# Directive a
In the forum thread on resort fees, what is the nightly resort fee for the Hilton room on the big island?
┌─ Reading text
# Holy Resort Fees Batman!



## Sapper (Nov 2, 2019)

I was looking at a room with Hilton on the big island. While reviewing the extra info, noticed the daily resort fee (the add on garbage fee for local phone, internet and a “safe fee”) is $206 per night!


----------



## SteelerGal (Nov 2, 2019)

So is this to have access to the Lagoon etc?


----------



## Sapper (Nov 2, 2019)

SteelerGal said:


> So is this to have access to the Lagoon etc?



It’s to pad Hilton’s bottom line.


----------



## Talent312 (Nov 2, 2019)

If you don't want to pay the fee, it's simple: Just don't go.
But many peep walk with their feet, straight thru the door.
It's like Disney: "The most expensive place on Earth" _and too crowded_.
.

















i


----------



## DeniseM (Nov 2, 2019)
└─
# Directive b
Please gather every line of the listing below that contains the string "data".
┌─ Source material
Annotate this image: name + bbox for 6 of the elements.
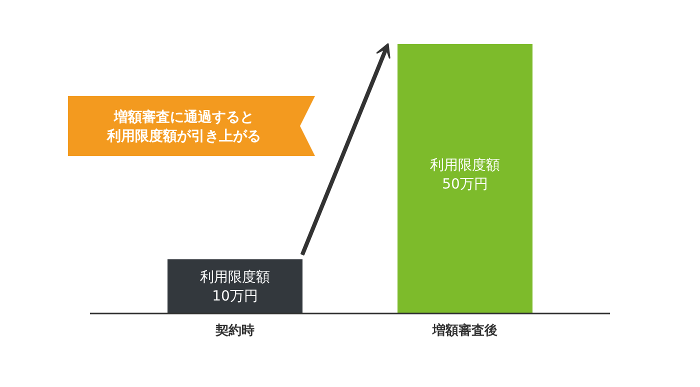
data-label: 利用限度額 10万円 xyxy=(200,270,270,304)
annotation: 増額審査に通過すると xyxy=(113,108,254,126)
x-tick-label: 契約時 xyxy=(214,324,254,339)
annotation: 利用限度額が引き上がる xyxy=(106,127,261,144)
data-label: 利用限度額 50万円 xyxy=(430,157,500,192)
x-tick-label: 増額審査後 xyxy=(432,322,498,339)
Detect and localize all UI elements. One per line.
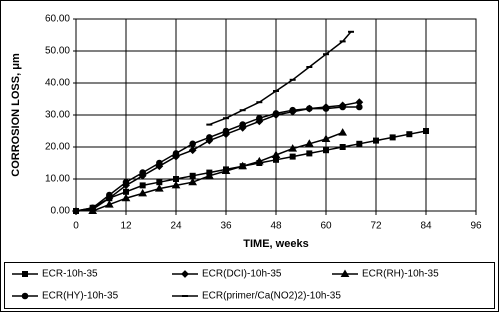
x-tick-label: 72 xyxy=(370,221,382,232)
marker xyxy=(156,159,163,167)
series-line xyxy=(209,31,352,126)
marker xyxy=(339,144,346,150)
marker xyxy=(406,131,413,138)
marker xyxy=(356,103,363,111)
marker xyxy=(121,193,131,202)
marker xyxy=(189,140,196,148)
series-line xyxy=(92,131,343,212)
x-tick-label: 96 xyxy=(470,221,482,232)
marker xyxy=(306,150,313,157)
marker xyxy=(138,188,148,197)
marker xyxy=(188,146,197,155)
y-tick-label: 50.00 xyxy=(45,46,70,57)
marker xyxy=(222,127,230,135)
x-tick-label: 48 xyxy=(270,221,282,232)
marker xyxy=(322,105,330,112)
marker xyxy=(181,270,189,278)
marker xyxy=(106,191,113,199)
marker xyxy=(306,105,313,112)
x-tick-label: 12 xyxy=(120,221,132,232)
y-axis-title: CORROSION LOSS, μm xyxy=(10,53,22,177)
y-tick-label: 40.00 xyxy=(45,78,70,89)
y-tick-label: 30.00 xyxy=(45,110,70,121)
marker xyxy=(154,184,164,192)
x-tick-label: 60 xyxy=(320,221,332,232)
y-tick-label: 10.00 xyxy=(45,174,70,185)
marker xyxy=(423,128,429,134)
marker xyxy=(272,110,280,117)
marker xyxy=(122,178,130,186)
y-tick-label: 20.00 xyxy=(45,142,70,153)
marker xyxy=(304,139,314,147)
marker xyxy=(356,140,363,147)
marker xyxy=(339,103,346,111)
x-tick-label: 24 xyxy=(170,221,182,232)
marker xyxy=(104,200,114,208)
marker xyxy=(22,271,28,277)
marker xyxy=(256,114,263,122)
x-tick-label: 0 xyxy=(73,221,79,232)
legend-label: ECR(RH)-10h-35 xyxy=(362,269,439,280)
marker xyxy=(271,150,281,158)
legend-label: ECR(primer/Ca(NO2)2)-10h-35 xyxy=(202,291,341,302)
legend-label: ECR(DCI)-10h-35 xyxy=(202,269,282,280)
marker xyxy=(139,182,146,189)
marker xyxy=(72,207,80,215)
marker xyxy=(239,121,246,128)
marker xyxy=(289,106,296,114)
marker xyxy=(238,161,248,170)
x-tick-label: 36 xyxy=(220,221,232,232)
marker xyxy=(188,177,198,186)
legend-label: ECR-10h-35 xyxy=(42,269,98,280)
marker xyxy=(288,144,298,152)
x-axis-title: TIME, weeks xyxy=(243,238,308,250)
marker xyxy=(172,150,180,157)
marker xyxy=(321,134,331,142)
marker xyxy=(21,292,29,300)
marker xyxy=(273,156,279,163)
marker xyxy=(221,166,231,174)
marker xyxy=(323,147,329,154)
x-tick-label: 84 xyxy=(420,221,432,232)
marker xyxy=(156,179,163,186)
marker xyxy=(289,153,296,160)
legend-frame xyxy=(4,262,495,309)
marker xyxy=(206,134,213,141)
marker xyxy=(204,171,214,179)
y-tick-label: 0.00 xyxy=(51,206,71,217)
marker xyxy=(338,128,348,136)
y-tick-label: 60.00 xyxy=(45,14,70,25)
marker xyxy=(373,137,379,144)
marker xyxy=(254,156,264,165)
legend-label: ECR(HY)-10h-35 xyxy=(42,291,119,302)
marker xyxy=(189,172,196,179)
marker xyxy=(171,180,181,189)
marker xyxy=(139,169,146,176)
series-line xyxy=(75,130,427,212)
marker xyxy=(173,176,179,182)
marker xyxy=(123,188,129,195)
marker xyxy=(340,269,350,277)
marker xyxy=(89,204,96,212)
marker xyxy=(389,134,396,141)
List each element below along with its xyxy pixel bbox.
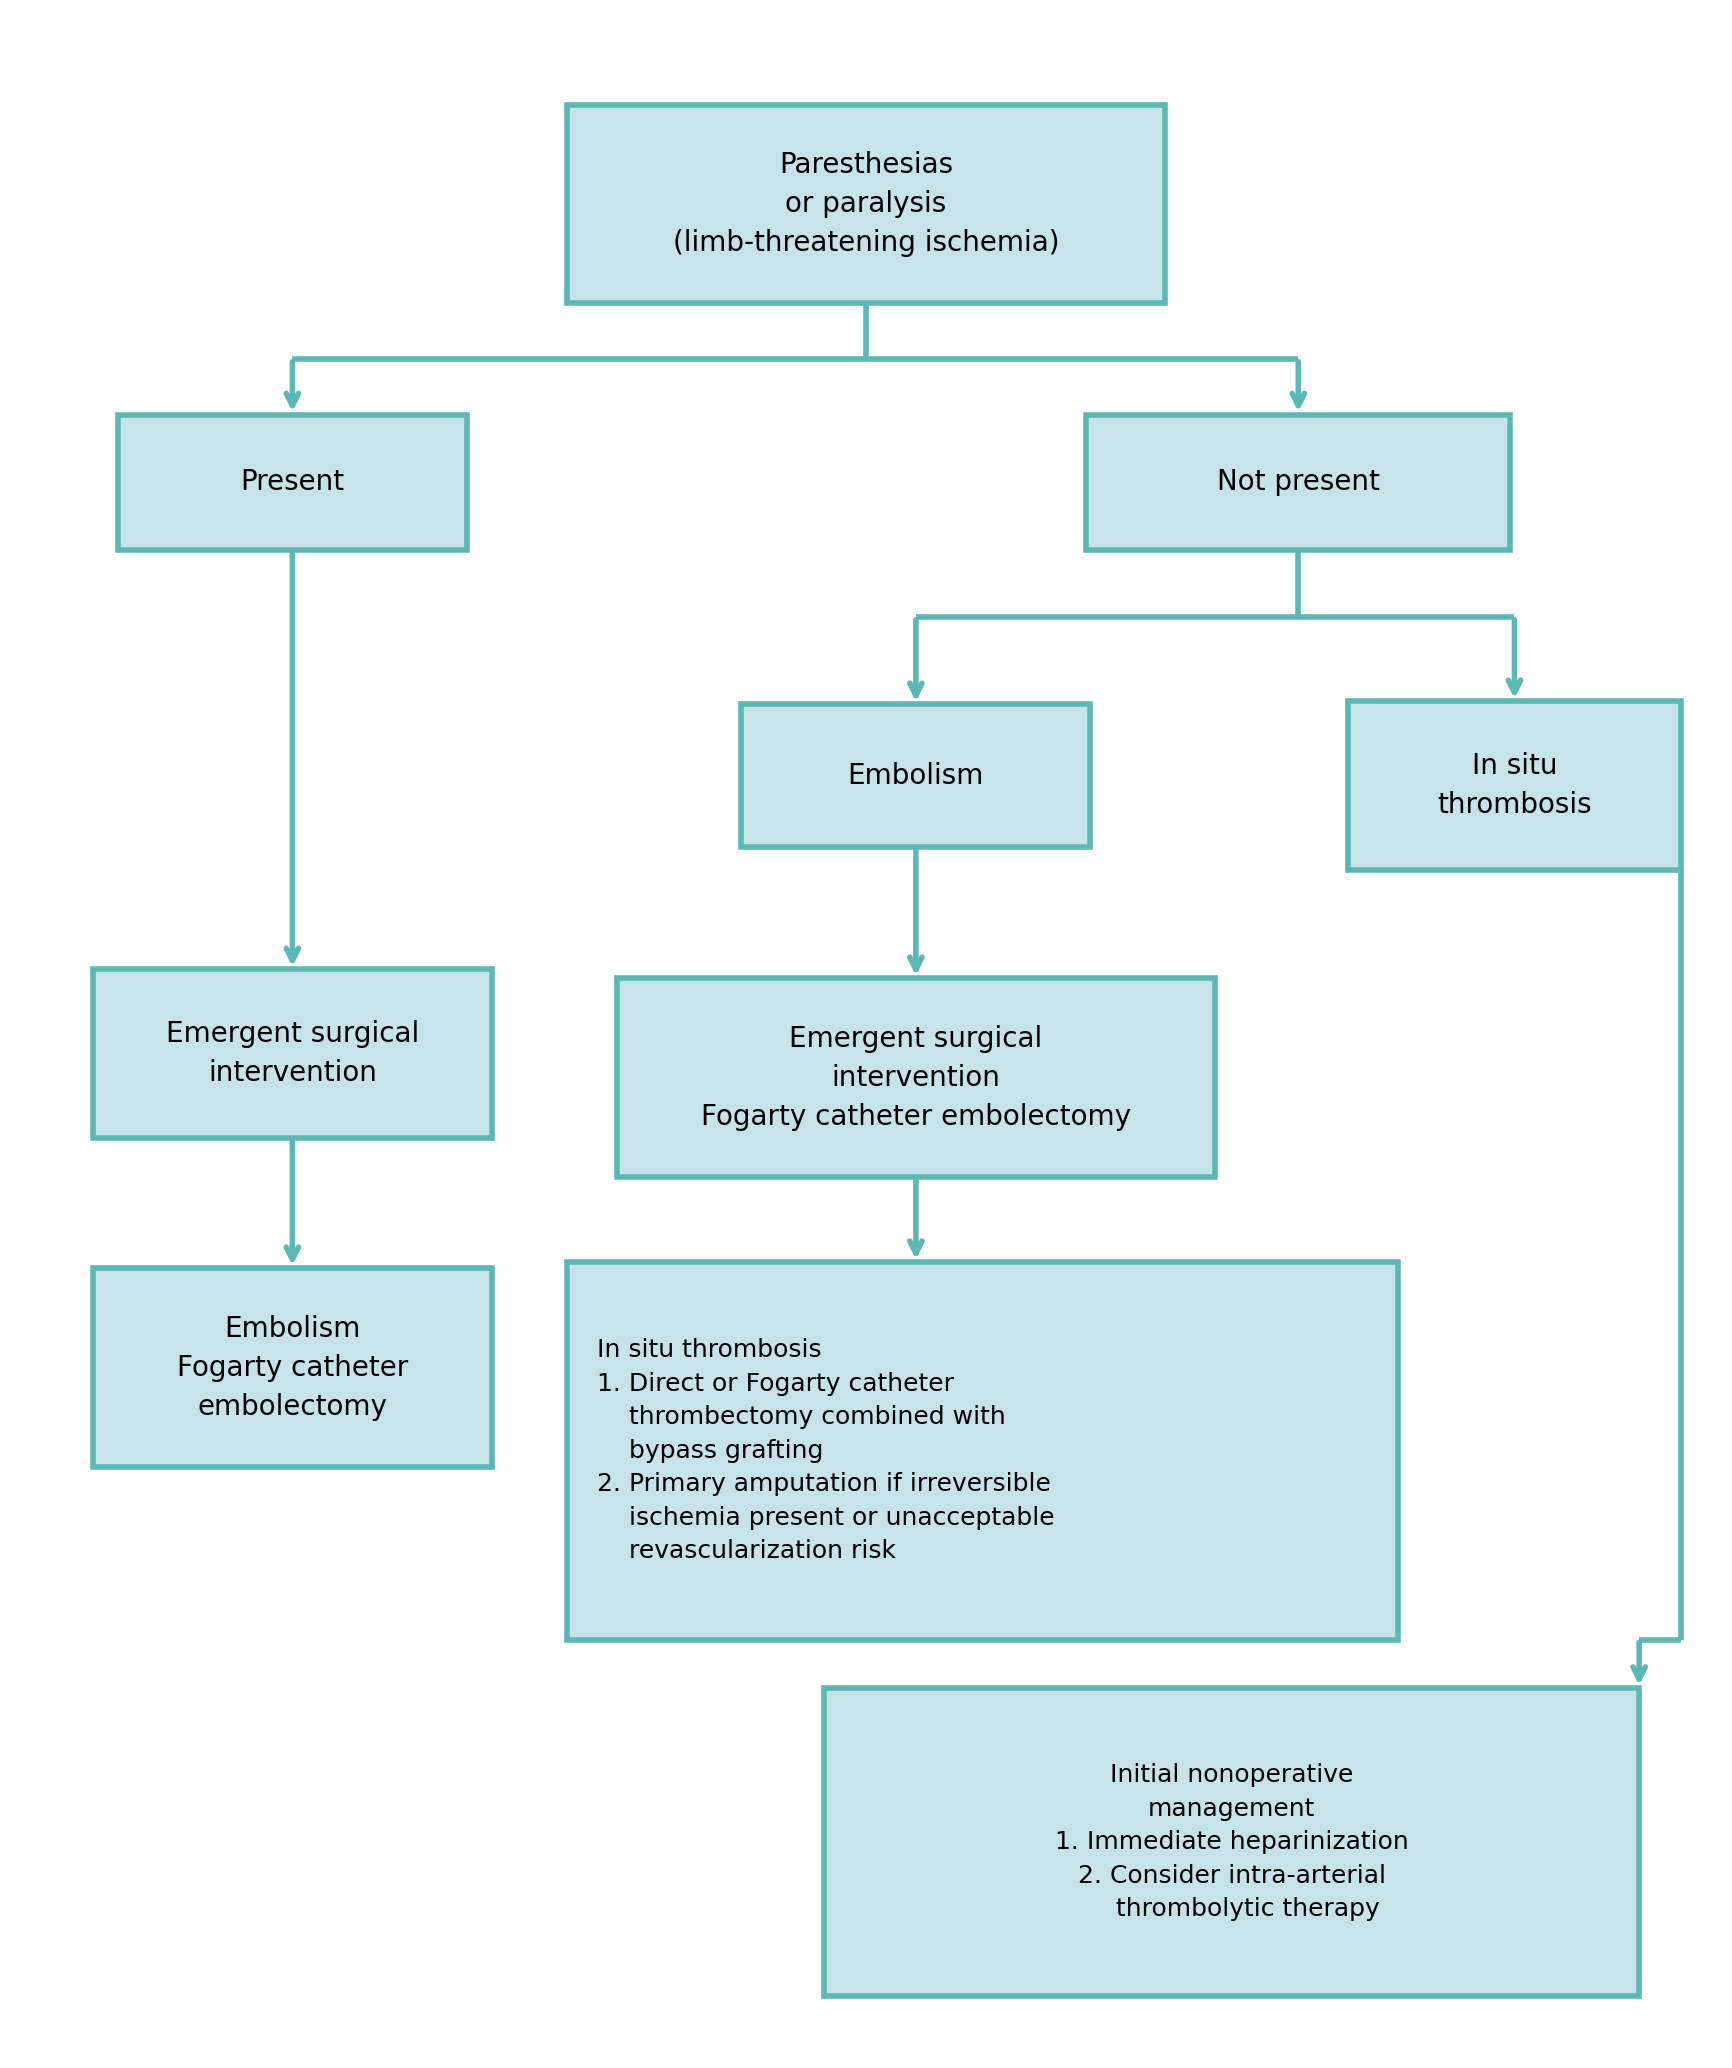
└─
# Written answer a
$206 per night.

# Written answer b
data-label: 利用限度額 10万円 xyxy=(200,270,270,304)
data-label: 利用限度額 50万円 xyxy=(430,157,500,192)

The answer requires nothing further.